#### Task objective:
Find and copy each line of the records where the string "values" shows up.

Dataset rows about figures:
★ ★ ★ ★ ★
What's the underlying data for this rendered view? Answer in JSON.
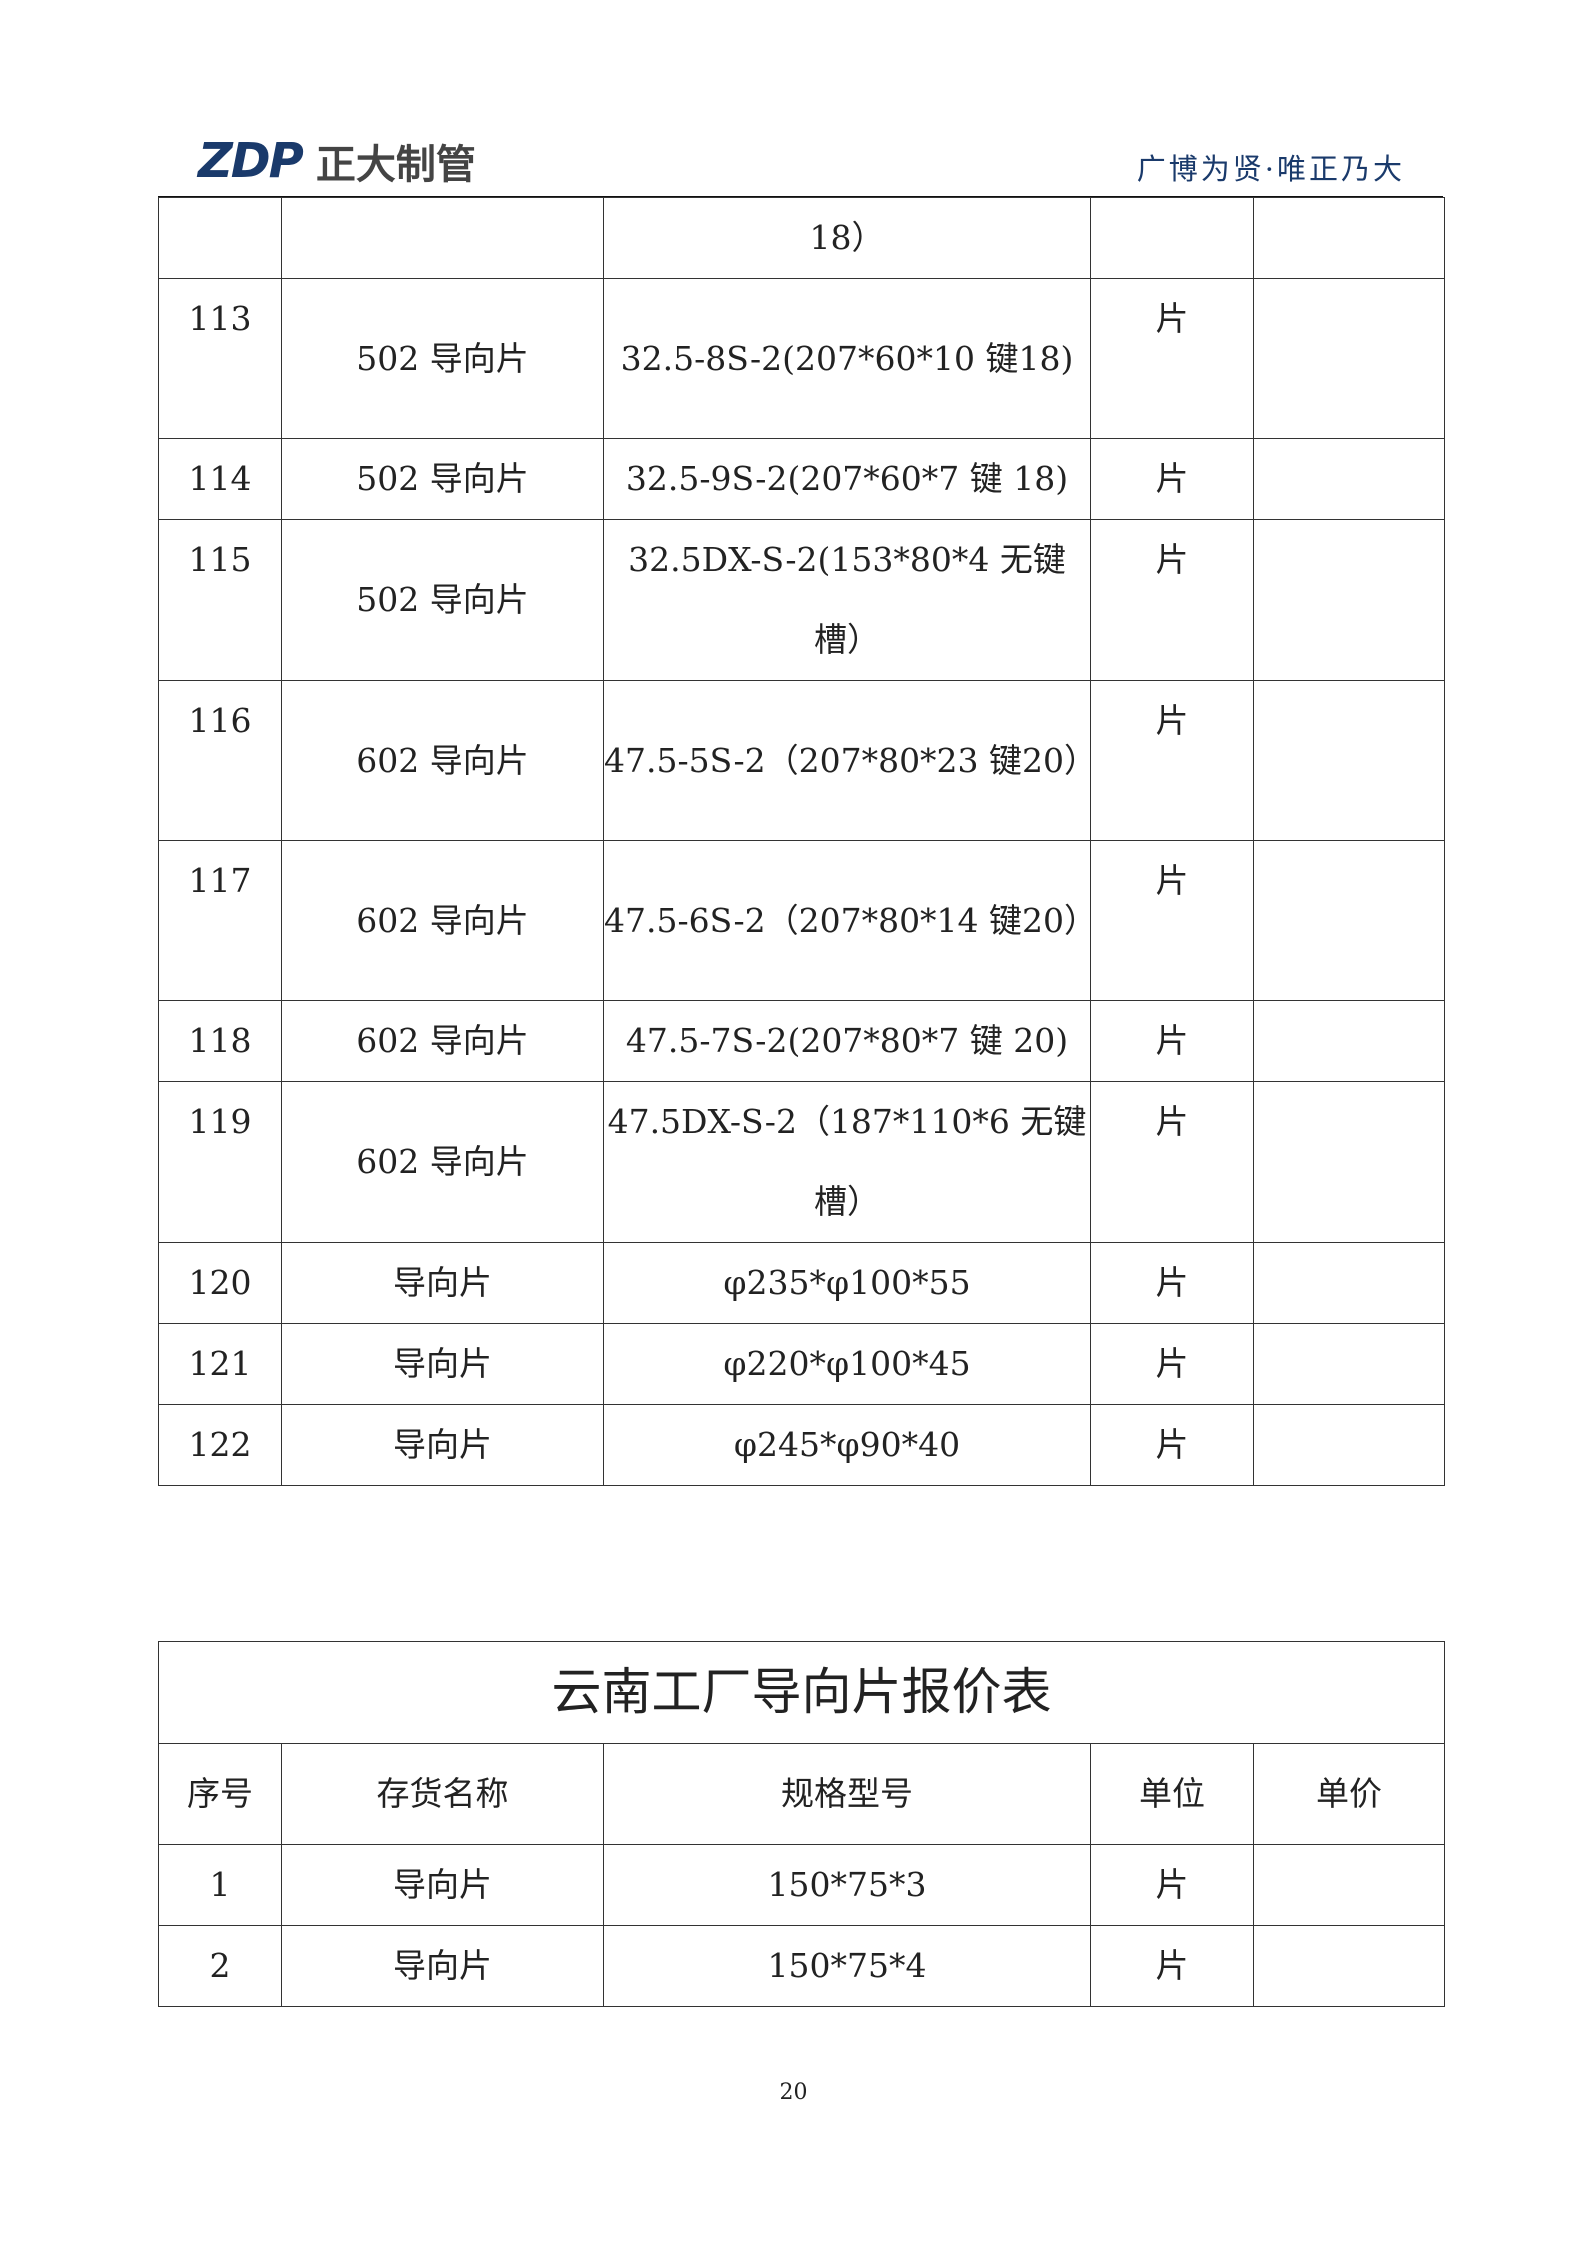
{
  "header": {
    "logo_mark": "ZDP",
    "logo_text": "正大制管",
    "slogan": "广博为贤·唯正乃大"
  },
  "table1": {
    "rows": [
      {
        "no": "",
        "name": "",
        "spec": "18）",
        "unit": "",
        "price": "",
        "tall": false
      },
      {
        "no": "113",
        "name": "502 导向片",
        "spec": "32.5-8S-2(207*60*10 键18)",
        "unit": "片",
        "price": "",
        "tall": true
      },
      {
        "no": "114",
        "name": "502 导向片",
        "spec": "32.5-9S-2(207*60*7 键 18)",
        "unit": "片",
        "price": "",
        "tall": false
      },
      {
        "no": "115",
        "name": "502 导向片",
        "spec": "32.5DX-S-2(153*80*4 无键槽）",
        "unit": "片",
        "price": "",
        "tall": true
      },
      {
        "no": "116",
        "name": "602 导向片",
        "spec": "47.5-5S-2（207*80*23 键20）",
        "unit": "片",
        "price": "",
        "tall": true
      },
      {
        "no": "117",
        "name": "602 导向片",
        "spec": "47.5-6S-2（207*80*14 键20）",
        "unit": "片",
        "price": "",
        "tall": true
      },
      {
        "no": "118",
        "name": "602 导向片",
        "spec": "47.5-7S-2(207*80*7 键 20)",
        "unit": "片",
        "price": "",
        "tall": false
      },
      {
        "no": "119",
        "name": "602 导向片",
        "spec": "47.5DX-S-2（187*110*6 无键槽）",
        "unit": "片",
        "price": "",
        "tall": true
      },
      {
        "no": "120",
        "name": "导向片",
        "spec": "φ235*φ100*55",
        "unit": "片",
        "price": "",
        "tall": false
      },
      {
        "no": "121",
        "name": "导向片",
        "spec": "φ220*φ100*45",
        "unit": "片",
        "price": "",
        "tall": false
      },
      {
        "no": "122",
        "name": "导向片",
        "spec": "φ245*φ90*40",
        "unit": "片",
        "price": "",
        "tall": false
      }
    ]
  },
  "table2": {
    "title": "云南工厂导向片报价表",
    "headers": [
      "序号",
      "存货名称",
      "规格型号",
      "单位",
      "单价"
    ],
    "rows": [
      {
        "no": "1",
        "name": "导向片",
        "spec": "150*75*3",
        "unit": "片",
        "price": ""
      },
      {
        "no": "2",
        "name": "导向片",
        "spec": "150*75*4",
        "unit": "片",
        "price": ""
      }
    ]
  },
  "page_number": "20"
}
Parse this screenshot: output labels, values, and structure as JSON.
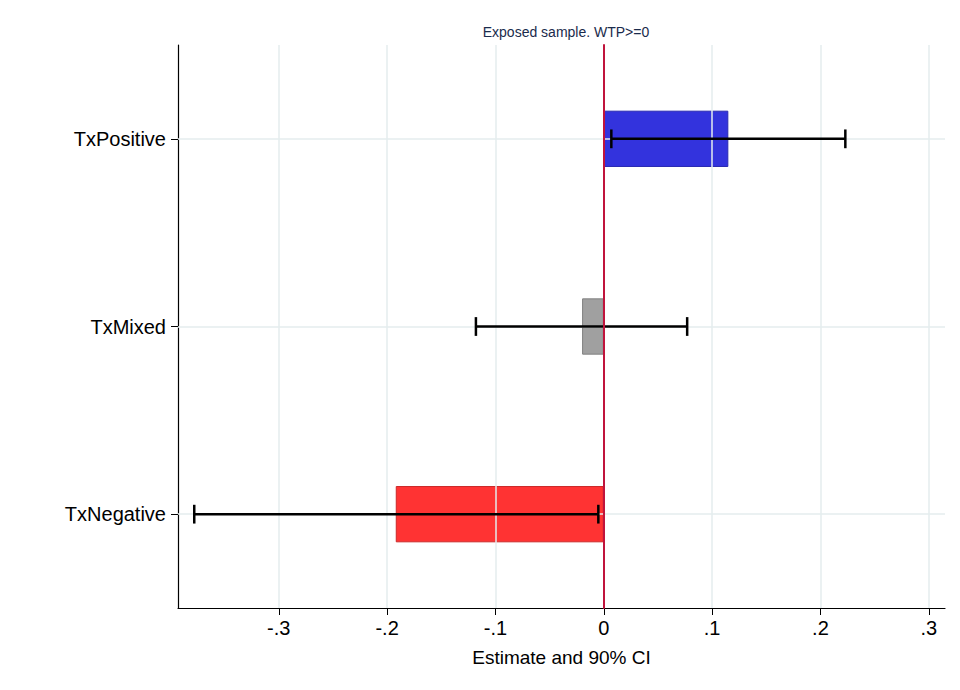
{
  "chart_data": {
    "type": "bar",
    "orientation": "horizontal",
    "title": "Exposed sample. WTP>=0",
    "xlabel": "Estimate and 90% CI",
    "categories": [
      "TxPositive",
      "TxMixed",
      "TxNegative"
    ],
    "values": [
      0.115,
      -0.02,
      -0.192
    ],
    "ci_low": [
      0.007,
      -0.118,
      -0.378
    ],
    "ci_high": [
      0.223,
      0.077,
      -0.005
    ],
    "colors": [
      "#3333dd",
      "#a0a0a0",
      "#ff3333"
    ],
    "xlim": [
      -0.393,
      0.315
    ],
    "xticks": [
      {
        "value": -0.3,
        "label": "-.3"
      },
      {
        "value": -0.2,
        "label": "-.2"
      },
      {
        "value": -0.1,
        "label": "-.1"
      },
      0,
      {
        "value": 0.1,
        "label": ".1"
      },
      {
        "value": 0.2,
        "label": ".2"
      },
      {
        "value": 0.3,
        "label": ".3"
      }
    ],
    "grid": true
  }
}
★ ★ ★ ★ ★
#### Task result:
Parse this screenshot: output labels, values, and structure as JSON.
    "values": [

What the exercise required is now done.